### SET TASK
Each line that holds the word "charakteryzujących" should be returned.

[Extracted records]

•••

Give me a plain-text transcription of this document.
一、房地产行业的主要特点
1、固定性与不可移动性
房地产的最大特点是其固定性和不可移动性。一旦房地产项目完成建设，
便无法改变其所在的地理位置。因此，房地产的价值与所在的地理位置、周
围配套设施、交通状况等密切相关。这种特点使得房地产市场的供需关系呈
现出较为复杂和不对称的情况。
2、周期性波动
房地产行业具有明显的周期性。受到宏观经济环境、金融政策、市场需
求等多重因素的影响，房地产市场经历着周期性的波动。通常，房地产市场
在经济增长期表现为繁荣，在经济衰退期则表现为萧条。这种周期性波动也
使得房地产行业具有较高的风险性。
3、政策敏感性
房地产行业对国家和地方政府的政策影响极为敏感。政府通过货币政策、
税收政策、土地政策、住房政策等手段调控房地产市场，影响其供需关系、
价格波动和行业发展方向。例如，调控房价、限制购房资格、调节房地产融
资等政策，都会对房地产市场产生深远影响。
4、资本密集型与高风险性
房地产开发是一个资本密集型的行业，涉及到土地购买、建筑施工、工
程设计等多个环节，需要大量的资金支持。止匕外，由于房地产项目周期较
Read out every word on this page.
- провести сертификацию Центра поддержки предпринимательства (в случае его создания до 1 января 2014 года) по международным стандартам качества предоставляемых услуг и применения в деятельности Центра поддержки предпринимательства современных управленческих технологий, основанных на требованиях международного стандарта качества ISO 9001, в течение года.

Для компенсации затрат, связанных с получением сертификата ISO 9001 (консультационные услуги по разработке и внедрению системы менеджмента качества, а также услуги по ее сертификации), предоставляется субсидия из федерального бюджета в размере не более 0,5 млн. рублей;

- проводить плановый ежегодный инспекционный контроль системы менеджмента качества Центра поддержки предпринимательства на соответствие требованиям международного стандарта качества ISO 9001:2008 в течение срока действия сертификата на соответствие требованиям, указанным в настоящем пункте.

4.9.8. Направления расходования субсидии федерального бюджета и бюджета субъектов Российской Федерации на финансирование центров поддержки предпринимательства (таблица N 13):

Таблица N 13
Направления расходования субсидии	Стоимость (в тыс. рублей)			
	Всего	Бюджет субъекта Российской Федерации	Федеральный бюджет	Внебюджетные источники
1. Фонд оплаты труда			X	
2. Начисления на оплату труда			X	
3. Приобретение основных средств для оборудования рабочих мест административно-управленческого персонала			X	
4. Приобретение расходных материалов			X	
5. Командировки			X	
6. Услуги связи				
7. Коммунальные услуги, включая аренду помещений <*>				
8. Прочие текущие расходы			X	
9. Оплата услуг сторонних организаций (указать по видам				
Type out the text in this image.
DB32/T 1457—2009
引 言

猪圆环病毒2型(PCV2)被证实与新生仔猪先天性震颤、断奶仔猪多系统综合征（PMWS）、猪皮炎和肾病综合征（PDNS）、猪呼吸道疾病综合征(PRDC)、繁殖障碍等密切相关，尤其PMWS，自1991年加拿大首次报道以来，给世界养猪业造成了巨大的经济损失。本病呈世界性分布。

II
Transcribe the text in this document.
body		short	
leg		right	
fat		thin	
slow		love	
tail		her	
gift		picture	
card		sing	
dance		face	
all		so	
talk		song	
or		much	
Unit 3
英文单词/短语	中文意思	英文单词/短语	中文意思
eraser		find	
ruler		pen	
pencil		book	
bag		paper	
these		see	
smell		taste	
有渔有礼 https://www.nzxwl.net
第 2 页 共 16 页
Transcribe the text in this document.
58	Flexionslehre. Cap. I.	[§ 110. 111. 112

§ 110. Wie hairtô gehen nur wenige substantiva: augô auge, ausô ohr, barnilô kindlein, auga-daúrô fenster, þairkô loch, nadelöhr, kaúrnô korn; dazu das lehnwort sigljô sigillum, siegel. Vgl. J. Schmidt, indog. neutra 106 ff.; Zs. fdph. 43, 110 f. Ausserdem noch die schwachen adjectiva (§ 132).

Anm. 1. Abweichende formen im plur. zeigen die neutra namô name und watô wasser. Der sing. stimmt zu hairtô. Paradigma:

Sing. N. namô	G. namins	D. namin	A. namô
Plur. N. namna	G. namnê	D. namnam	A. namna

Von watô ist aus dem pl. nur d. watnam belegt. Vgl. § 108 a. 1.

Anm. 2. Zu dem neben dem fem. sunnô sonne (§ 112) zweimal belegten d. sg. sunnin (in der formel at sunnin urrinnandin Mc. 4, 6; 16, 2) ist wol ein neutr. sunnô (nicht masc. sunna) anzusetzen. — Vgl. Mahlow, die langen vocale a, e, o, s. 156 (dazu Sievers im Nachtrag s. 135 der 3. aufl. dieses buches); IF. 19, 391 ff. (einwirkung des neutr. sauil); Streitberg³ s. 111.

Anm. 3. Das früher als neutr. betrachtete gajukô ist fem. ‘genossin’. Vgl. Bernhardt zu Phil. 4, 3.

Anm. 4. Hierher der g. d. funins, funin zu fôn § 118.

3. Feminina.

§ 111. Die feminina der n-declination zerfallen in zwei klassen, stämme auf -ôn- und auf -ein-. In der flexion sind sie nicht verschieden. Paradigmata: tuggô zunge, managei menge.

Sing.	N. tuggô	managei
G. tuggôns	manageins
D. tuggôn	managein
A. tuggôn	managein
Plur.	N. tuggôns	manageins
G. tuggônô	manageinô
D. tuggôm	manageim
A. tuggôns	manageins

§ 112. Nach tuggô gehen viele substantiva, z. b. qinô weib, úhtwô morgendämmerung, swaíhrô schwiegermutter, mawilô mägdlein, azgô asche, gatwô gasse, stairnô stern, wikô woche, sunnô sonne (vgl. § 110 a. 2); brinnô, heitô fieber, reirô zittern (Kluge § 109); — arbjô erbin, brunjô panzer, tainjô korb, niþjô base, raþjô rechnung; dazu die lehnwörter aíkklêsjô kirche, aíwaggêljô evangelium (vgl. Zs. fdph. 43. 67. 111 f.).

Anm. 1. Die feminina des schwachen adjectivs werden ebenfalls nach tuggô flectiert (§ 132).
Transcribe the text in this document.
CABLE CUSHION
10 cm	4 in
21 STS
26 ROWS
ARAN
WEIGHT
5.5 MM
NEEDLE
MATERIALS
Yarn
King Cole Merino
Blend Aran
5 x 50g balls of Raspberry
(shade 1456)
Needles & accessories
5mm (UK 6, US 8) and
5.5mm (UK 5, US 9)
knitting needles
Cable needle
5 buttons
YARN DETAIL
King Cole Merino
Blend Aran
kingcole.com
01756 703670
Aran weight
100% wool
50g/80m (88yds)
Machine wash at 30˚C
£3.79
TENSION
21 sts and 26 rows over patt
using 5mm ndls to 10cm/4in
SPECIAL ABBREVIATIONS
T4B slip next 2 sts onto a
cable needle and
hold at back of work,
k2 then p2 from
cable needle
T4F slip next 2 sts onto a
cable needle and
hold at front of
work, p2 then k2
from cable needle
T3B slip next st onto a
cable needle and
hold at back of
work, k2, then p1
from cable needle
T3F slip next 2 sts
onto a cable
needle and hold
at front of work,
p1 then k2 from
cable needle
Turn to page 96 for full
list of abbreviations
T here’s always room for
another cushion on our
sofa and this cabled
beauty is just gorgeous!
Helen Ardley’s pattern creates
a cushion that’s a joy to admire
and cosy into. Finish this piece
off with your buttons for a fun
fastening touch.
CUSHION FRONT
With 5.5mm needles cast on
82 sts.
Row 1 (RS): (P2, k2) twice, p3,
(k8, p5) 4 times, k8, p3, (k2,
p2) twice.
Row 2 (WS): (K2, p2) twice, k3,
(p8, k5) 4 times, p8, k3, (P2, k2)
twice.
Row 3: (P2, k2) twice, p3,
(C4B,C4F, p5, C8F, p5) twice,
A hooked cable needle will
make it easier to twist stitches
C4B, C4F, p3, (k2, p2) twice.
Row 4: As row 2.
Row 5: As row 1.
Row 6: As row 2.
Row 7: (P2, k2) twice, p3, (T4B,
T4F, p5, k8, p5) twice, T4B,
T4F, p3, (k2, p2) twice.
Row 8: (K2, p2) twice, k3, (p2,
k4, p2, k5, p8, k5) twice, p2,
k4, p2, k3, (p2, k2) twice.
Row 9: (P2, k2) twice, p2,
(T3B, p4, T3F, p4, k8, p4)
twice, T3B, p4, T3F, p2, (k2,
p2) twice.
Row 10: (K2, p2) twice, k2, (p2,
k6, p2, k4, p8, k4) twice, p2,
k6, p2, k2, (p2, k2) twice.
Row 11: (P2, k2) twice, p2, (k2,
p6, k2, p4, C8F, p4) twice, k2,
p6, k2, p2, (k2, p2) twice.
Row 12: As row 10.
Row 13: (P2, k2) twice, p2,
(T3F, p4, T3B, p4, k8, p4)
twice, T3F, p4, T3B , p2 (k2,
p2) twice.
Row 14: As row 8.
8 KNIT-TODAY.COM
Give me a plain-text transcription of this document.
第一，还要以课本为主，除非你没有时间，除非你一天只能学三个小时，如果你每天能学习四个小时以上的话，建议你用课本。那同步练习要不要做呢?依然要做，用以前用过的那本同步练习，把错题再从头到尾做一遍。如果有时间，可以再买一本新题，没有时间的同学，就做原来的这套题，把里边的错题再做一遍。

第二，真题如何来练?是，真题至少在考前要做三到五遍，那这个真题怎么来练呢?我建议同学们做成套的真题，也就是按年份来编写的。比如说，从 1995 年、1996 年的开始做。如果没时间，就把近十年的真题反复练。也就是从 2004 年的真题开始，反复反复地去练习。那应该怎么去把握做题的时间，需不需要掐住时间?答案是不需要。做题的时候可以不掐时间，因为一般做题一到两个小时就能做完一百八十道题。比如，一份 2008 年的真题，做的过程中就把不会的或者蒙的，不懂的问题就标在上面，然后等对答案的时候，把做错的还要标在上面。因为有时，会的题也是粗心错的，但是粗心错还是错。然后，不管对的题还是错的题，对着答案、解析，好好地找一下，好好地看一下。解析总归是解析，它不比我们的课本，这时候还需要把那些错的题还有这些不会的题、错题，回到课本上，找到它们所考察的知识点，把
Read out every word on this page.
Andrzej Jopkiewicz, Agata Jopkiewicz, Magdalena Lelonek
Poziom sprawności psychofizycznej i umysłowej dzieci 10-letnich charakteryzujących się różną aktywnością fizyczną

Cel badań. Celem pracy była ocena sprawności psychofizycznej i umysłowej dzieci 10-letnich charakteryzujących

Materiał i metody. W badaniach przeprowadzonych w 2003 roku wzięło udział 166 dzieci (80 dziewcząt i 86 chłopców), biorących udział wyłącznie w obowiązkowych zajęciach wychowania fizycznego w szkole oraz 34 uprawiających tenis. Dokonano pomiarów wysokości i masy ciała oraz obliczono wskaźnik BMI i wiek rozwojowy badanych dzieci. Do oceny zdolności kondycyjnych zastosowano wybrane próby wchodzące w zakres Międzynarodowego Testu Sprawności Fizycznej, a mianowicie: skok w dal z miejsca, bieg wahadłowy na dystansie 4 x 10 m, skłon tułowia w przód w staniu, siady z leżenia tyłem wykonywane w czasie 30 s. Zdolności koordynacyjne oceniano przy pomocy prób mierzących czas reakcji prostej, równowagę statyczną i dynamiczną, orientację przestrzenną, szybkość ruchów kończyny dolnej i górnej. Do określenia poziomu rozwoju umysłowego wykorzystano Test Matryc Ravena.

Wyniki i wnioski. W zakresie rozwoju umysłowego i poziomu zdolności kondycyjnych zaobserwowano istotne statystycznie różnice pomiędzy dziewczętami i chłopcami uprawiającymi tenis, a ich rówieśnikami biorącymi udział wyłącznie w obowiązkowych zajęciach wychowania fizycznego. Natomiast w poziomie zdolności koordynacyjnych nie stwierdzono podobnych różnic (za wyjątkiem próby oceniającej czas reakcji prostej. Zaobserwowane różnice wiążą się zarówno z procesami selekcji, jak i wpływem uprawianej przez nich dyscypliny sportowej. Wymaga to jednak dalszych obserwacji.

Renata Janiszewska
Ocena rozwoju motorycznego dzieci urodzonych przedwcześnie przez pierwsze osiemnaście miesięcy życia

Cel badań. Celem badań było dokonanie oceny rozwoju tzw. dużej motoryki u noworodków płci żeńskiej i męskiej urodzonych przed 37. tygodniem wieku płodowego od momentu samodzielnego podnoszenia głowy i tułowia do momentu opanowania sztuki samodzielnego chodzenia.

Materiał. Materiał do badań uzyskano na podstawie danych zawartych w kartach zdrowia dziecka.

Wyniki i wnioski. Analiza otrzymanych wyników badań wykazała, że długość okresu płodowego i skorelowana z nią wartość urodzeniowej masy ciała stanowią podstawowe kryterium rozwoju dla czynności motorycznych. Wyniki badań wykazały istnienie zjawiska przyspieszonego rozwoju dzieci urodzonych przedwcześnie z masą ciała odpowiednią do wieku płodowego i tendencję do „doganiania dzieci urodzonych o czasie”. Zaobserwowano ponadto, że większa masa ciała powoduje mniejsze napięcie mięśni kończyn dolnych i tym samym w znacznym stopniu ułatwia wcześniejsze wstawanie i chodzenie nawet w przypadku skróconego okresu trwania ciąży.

•••

### ANSWER TO THIS TASK
Poziom sprawności psychofizycznej i umysłowej dzieci 10-letnich charakteryzujących się różną aktywnością fizyczną
Cel badań. Celem pracy była ocena sprawności psychofizycznej i umysłowej dzieci 10-letnich charakteryzujących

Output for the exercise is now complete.